Given request: Scan the listing below and copy every line holding "Metals".

[Stored records]
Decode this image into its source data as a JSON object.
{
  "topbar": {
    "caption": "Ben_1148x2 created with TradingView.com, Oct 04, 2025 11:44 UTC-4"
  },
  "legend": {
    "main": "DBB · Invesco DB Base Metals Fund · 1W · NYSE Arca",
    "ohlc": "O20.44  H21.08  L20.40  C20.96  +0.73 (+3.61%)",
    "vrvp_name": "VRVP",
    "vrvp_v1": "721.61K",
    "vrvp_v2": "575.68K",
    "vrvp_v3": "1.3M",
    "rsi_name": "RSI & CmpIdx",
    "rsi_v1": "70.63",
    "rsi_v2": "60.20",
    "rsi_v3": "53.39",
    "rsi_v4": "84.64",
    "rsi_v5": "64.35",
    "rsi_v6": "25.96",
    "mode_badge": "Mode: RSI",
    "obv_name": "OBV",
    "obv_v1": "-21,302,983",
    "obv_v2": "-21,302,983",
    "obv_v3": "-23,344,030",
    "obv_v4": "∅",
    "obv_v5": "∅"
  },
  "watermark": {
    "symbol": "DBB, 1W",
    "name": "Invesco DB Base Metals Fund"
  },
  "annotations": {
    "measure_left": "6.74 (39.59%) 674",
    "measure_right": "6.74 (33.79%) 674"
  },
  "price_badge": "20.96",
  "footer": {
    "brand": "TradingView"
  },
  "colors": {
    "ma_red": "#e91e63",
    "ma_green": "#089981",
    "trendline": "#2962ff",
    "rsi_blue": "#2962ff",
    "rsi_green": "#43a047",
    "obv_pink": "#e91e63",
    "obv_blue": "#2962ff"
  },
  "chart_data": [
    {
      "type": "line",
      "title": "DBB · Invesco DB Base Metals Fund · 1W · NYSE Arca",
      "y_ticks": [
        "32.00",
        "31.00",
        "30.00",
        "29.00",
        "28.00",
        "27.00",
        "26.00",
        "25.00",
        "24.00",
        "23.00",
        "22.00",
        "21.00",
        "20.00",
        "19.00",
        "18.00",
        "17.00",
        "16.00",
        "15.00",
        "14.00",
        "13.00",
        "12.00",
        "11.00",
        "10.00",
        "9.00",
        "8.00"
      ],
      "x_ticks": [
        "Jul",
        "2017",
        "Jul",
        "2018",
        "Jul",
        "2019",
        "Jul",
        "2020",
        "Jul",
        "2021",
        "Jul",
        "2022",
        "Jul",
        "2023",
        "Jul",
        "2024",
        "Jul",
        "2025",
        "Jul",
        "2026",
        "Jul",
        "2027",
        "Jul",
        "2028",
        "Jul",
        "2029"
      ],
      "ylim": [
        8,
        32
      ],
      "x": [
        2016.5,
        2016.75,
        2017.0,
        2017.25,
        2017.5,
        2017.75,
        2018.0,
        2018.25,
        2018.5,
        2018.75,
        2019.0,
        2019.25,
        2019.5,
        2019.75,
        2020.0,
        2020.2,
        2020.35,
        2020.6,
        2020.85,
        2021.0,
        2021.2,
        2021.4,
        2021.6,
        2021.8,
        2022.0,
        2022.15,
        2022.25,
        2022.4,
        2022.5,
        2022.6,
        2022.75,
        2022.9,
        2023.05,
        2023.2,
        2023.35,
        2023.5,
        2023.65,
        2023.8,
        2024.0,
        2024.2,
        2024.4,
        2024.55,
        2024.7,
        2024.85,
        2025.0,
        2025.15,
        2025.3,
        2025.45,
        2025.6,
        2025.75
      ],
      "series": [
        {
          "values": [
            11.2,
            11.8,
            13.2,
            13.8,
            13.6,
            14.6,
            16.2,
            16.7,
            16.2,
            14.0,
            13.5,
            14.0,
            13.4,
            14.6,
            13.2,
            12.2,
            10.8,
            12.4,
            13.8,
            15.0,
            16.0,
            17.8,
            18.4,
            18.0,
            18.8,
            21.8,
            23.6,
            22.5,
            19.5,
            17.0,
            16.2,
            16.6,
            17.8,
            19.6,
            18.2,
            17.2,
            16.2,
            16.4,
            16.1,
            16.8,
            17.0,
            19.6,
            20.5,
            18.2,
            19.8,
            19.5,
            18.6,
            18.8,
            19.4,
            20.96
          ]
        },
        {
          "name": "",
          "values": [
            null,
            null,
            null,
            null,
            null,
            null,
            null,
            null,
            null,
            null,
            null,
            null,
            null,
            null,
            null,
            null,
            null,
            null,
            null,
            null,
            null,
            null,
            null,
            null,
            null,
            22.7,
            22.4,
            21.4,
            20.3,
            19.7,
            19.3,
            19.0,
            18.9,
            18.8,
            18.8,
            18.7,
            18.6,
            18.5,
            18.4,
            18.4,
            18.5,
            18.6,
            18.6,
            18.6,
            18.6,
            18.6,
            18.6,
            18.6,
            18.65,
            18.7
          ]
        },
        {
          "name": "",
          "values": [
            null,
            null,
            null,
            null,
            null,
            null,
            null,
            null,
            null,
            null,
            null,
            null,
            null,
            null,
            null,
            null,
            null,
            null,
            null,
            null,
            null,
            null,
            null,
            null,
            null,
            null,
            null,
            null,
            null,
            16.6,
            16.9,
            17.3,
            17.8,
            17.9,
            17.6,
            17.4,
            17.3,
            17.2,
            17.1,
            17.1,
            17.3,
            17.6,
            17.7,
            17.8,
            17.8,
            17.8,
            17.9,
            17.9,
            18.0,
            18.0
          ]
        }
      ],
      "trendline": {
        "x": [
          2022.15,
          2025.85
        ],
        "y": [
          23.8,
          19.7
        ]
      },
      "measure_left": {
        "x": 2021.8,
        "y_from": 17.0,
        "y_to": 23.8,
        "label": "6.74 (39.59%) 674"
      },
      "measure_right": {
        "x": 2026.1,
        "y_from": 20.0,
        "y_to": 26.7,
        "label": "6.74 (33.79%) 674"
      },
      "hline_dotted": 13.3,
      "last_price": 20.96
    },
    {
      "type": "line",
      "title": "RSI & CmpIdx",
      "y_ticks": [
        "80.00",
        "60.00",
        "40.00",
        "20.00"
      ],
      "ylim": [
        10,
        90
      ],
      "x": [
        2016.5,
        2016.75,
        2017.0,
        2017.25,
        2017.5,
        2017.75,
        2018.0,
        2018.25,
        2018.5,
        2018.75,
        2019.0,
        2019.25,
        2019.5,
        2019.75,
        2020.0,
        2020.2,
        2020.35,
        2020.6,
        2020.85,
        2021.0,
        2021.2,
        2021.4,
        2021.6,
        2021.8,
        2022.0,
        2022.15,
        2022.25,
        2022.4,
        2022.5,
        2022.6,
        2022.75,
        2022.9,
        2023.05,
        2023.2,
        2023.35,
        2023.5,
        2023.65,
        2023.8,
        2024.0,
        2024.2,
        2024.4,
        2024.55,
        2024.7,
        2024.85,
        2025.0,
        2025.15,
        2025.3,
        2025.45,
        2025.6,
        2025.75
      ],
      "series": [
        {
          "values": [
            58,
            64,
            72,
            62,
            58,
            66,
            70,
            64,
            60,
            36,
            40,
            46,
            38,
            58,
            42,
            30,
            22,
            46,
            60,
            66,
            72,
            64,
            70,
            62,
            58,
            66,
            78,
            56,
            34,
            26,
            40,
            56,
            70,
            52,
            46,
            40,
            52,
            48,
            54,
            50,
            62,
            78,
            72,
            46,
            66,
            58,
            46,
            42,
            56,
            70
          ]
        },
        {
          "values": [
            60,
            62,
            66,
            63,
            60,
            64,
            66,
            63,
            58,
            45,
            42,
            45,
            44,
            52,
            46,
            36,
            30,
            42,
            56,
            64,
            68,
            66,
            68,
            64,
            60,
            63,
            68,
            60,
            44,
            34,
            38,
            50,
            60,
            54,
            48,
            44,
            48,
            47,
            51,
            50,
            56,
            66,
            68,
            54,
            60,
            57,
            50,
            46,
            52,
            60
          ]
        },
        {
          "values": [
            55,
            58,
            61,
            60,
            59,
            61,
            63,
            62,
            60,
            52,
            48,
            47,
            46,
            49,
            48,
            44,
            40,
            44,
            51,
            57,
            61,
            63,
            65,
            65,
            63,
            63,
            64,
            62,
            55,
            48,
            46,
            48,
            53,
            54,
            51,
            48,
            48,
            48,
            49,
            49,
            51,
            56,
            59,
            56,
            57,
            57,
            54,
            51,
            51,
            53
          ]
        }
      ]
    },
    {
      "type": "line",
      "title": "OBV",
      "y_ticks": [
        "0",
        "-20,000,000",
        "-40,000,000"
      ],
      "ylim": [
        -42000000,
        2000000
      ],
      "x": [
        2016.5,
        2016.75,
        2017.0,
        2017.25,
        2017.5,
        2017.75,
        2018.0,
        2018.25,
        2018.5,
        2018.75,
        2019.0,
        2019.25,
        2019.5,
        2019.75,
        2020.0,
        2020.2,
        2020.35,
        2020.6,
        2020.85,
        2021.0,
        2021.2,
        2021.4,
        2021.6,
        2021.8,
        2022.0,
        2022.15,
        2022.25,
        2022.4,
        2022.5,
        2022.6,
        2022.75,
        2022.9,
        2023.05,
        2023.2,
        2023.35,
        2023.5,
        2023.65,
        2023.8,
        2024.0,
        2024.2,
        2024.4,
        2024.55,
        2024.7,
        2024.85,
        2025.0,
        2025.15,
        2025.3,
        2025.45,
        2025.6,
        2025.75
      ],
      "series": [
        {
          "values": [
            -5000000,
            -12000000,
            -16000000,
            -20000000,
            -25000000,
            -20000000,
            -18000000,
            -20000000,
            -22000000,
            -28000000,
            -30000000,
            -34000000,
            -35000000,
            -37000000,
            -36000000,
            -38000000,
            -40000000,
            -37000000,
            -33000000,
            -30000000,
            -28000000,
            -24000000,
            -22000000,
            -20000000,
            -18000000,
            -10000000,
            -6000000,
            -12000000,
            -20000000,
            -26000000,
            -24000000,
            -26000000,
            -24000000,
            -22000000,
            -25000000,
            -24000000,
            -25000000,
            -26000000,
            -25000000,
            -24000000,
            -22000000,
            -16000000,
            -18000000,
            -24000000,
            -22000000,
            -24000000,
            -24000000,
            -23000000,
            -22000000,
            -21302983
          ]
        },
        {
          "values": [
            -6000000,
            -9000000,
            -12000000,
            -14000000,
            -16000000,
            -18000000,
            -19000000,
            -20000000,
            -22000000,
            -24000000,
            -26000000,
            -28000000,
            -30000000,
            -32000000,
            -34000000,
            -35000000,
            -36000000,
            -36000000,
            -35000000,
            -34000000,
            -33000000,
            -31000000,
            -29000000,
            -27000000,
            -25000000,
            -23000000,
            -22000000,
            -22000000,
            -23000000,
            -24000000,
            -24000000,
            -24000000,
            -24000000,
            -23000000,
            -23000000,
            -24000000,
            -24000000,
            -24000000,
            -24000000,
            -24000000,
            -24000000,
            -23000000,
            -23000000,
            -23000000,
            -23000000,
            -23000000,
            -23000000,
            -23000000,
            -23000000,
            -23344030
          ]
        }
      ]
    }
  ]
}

Output for this exercise:
    "main": "DBB · Invesco DB Base Metals Fund · 1W · NYSE Arca",
    "name": "Invesco DB Base Metals Fund"
      "title": "DBB · Invesco DB Base Metals Fund · 1W · NYSE Arca",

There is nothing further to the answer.